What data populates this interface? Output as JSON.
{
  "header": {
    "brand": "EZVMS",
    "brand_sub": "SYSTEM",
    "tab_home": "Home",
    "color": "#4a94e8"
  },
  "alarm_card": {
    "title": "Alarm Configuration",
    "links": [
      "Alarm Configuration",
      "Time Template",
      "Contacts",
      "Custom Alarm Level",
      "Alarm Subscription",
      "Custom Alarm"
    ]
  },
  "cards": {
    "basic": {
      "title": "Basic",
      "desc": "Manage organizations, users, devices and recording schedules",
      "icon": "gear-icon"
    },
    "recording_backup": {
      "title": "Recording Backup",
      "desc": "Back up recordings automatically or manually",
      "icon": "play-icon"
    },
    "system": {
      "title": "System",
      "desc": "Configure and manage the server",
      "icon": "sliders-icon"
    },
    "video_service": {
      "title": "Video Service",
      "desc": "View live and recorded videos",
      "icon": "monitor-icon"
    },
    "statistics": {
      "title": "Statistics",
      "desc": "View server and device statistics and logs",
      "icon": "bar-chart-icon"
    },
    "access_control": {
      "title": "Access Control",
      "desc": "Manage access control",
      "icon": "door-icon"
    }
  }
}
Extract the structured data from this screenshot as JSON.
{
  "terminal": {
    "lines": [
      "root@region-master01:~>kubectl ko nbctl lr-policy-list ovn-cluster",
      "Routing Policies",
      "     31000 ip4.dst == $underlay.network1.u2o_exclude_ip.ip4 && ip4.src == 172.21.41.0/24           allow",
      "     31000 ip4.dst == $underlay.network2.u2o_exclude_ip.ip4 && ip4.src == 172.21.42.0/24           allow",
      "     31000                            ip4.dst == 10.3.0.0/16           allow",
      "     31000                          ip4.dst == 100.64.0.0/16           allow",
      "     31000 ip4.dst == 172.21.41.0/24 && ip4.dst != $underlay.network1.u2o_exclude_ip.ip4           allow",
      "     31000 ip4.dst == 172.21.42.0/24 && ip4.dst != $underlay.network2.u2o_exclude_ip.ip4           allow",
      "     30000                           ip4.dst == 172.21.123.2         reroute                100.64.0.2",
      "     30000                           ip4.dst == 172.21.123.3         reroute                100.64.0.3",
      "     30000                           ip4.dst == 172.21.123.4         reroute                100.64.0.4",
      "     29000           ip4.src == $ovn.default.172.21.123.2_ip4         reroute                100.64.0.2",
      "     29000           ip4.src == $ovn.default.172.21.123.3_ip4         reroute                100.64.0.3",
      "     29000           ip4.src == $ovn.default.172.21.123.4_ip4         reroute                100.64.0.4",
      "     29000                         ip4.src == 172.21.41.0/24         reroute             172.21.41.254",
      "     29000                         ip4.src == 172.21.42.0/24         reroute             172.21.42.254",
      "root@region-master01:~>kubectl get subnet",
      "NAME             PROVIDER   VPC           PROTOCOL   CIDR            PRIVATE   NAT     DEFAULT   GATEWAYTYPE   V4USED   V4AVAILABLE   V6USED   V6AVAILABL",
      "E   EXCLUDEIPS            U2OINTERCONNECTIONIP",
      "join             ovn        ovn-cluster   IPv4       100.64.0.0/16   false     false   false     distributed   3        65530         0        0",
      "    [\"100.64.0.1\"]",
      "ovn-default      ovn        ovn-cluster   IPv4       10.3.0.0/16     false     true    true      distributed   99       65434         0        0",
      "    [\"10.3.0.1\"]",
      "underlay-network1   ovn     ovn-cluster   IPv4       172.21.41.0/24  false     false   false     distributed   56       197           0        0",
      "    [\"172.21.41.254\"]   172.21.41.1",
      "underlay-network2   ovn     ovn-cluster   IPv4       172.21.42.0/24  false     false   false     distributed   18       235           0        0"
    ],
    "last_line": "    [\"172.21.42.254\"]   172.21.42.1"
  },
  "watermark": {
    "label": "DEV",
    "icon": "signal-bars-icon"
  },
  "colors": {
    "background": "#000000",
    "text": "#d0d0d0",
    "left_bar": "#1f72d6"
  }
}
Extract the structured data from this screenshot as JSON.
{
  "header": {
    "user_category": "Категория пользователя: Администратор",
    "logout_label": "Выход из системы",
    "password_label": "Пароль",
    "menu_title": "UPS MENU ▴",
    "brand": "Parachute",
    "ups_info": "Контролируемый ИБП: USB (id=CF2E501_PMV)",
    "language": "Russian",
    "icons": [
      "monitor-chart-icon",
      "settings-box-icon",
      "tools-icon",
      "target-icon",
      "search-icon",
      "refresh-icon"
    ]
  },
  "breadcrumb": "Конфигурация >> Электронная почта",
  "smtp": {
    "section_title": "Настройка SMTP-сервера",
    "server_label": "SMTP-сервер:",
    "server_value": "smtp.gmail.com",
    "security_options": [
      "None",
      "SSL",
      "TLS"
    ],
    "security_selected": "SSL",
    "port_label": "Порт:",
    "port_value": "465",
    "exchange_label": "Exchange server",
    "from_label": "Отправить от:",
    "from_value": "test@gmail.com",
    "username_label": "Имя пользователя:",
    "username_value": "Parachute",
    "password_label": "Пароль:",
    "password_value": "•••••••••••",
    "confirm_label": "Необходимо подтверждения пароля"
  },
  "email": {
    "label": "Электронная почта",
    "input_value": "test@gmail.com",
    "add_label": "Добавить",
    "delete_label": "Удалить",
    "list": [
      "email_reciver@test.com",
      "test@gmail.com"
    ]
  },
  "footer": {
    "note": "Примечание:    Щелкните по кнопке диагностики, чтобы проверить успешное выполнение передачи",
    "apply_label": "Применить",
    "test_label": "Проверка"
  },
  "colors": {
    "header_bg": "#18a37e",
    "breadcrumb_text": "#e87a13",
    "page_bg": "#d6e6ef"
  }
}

━━━━━━━━━━━━━━━━━━━━

Exactly reproduce all of the entries above.

What data populates this interface? Output as JSON.
{
  "header": {
    "brand": "EZVMS",
    "brand_sub": "SYSTEM",
    "tab_home": "Home",
    "color": "#4a94e8"
  },
  "alarm_card": {
    "title": "Alarm Configuration",
    "links": [
      "Alarm Configuration",
      "Time Template",
      "Contacts",
      "Custom Alarm Level",
      "Alarm Subscription",
      "Custom Alarm"
    ]
  },
  "cards": {
    "basic": {
      "title": "Basic",
      "desc": "Manage organizations, users, devices and recording schedules",
      "icon": "gear-icon"
    },
    "recording_backup": {
      "title": "Recording Backup",
      "desc": "Back up recordings automatically or manually",
      "icon": "play-icon"
    },
    "system": {
      "title": "System",
      "desc": "Configure and manage the server",
      "icon": "sliders-icon"
    },
    "video_service": {
      "title": "Video Service",
      "desc": "View live and recorded videos",
      "icon": "monitor-icon"
    },
    "statistics": {
      "title": "Statistics",
      "desc": "View server and device statistics and logs",
      "icon": "bar-chart-icon"
    },
    "access_control": {
      "title": "Access Control",
      "desc": "Manage access control",
      "icon": "door-icon"
    }
  }
}
Extract the structured data from this screenshot as JSON.
{
  "terminal": {
    "lines": [
      "root@region-master01:~>kubectl ko nbctl lr-policy-list ovn-cluster",
      "Routing Policies",
      "     31000 ip4.dst == $underlay.network1.u2o_exclude_ip.ip4 && ip4.src == 172.21.41.0/24           allow",
      "     31000 ip4.dst == $underlay.network2.u2o_exclude_ip.ip4 && ip4.src == 172.21.42.0/24           allow",
      "     31000                            ip4.dst == 10.3.0.0/16           allow",
      "     31000                          ip4.dst == 100.64.0.0/16           allow",
      "     31000 ip4.dst == 172.21.41.0/24 && ip4.dst != $underlay.network1.u2o_exclude_ip.ip4           allow",
      "     31000 ip4.dst == 172.21.42.0/24 && ip4.dst != $underlay.network2.u2o_exclude_ip.ip4           allow",
      "     30000                           ip4.dst == 172.21.123.2         reroute                100.64.0.2",
      "     30000                           ip4.dst == 172.21.123.3         reroute                100.64.0.3",
      "     30000                           ip4.dst == 172.21.123.4         reroute                100.64.0.4",
      "     29000           ip4.src == $ovn.default.172.21.123.2_ip4         reroute                100.64.0.2",
      "     29000           ip4.src == $ovn.default.172.21.123.3_ip4         reroute                100.64.0.3",
      "     29000           ip4.src == $ovn.default.172.21.123.4_ip4         reroute                100.64.0.4",
      "     29000                         ip4.src == 172.21.41.0/24         reroute             172.21.41.254",
      "     29000                         ip4.src == 172.21.42.0/24         reroute             172.21.42.254",
      "root@region-master01:~>kubectl get subnet",
      "NAME             PROVIDER   VPC           PROTOCOL   CIDR            PRIVATE   NAT     DEFAULT   GATEWAYTYPE   V4USED   V4AVAILABLE   V6USED   V6AVAILABL",
      "E   EXCLUDEIPS            U2OINTERCONNECTIONIP",
      "join             ovn        ovn-cluster   IPv4       100.64.0.0/16   false     false   false     distributed   3        65530         0        0",
      "    [\"100.64.0.1\"]",
      "ovn-default      ovn        ovn-cluster   IPv4       10.3.0.0/16     false     true    true      distributed   99       65434         0        0",
      "    [\"10.3.0.1\"]",
      "underlay-network1   ovn     ovn-cluster   IPv4       172.21.41.0/24  false     false   false     distributed   56       197           0        0",
      "    [\"172.21.41.254\"]   172.21.41.1",
      "underlay-network2   ovn     ovn-cluster   IPv4       172.21.42.0/24  false     false   false     distributed   18       235           0        0"
    ],
    "last_line": "    [\"172.21.42.254\"]   172.21.42.1"
  },
  "watermark": {
    "label": "DEV",
    "icon": "signal-bars-icon"
  },
  "colors": {
    "background": "#000000",
    "text": "#d0d0d0",
    "left_bar": "#1f72d6"
  }
}
Extract the structured data from this screenshot as JSON.
{
  "header": {
    "user_category": "Категория пользователя: Администратор",
    "logout_label": "Выход из системы",
    "password_label": "Пароль",
    "menu_title": "UPS MENU ▴",
    "brand": "Parachute",
    "ups_info": "Контролируемый ИБП: USB (id=CF2E501_PMV)",
    "language": "Russian",
    "icons": [
      "monitor-chart-icon",
      "settings-box-icon",
      "tools-icon",
      "target-icon",
      "search-icon",
      "refresh-icon"
    ]
  },
  "breadcrumb": "Конфигурация >> Электронная почта",
  "smtp": {
    "section_title": "Настройка SMTP-сервера",
    "server_label": "SMTP-сервер:",
    "server_value": "smtp.gmail.com",
    "security_options": [
      "None",
      "SSL",
      "TLS"
    ],
    "security_selected": "SSL",
    "port_label": "Порт:",
    "port_value": "465",
    "exchange_label": "Exchange server",
    "from_label": "Отправить от:",
    "from_value": "test@gmail.com",
    "username_label": "Имя пользователя:",
    "username_value": "Parachute",
    "password_label": "Пароль:",
    "password_value": "•••••••••••",
    "confirm_label": "Необходимо подтверждения пароля"
  },
  "email": {
    "label": "Электронная почта",
    "input_value": "test@gmail.com",
    "add_label": "Добавить",
    "delete_label": "Удалить",
    "list": [
      "email_reciver@test.com",
      "test@gmail.com"
    ]
  },
  "footer": {
    "note": "Примечание:    Щелкните по кнопке диагностики, чтобы проверить успешное выполнение передачи",
    "apply_label": "Применить",
    "test_label": "Проверка"
  },
  "colors": {
    "header_bg": "#18a37e",
    "breadcrumb_text": "#e87a13",
    "page_bg": "#d6e6ef"
  }
}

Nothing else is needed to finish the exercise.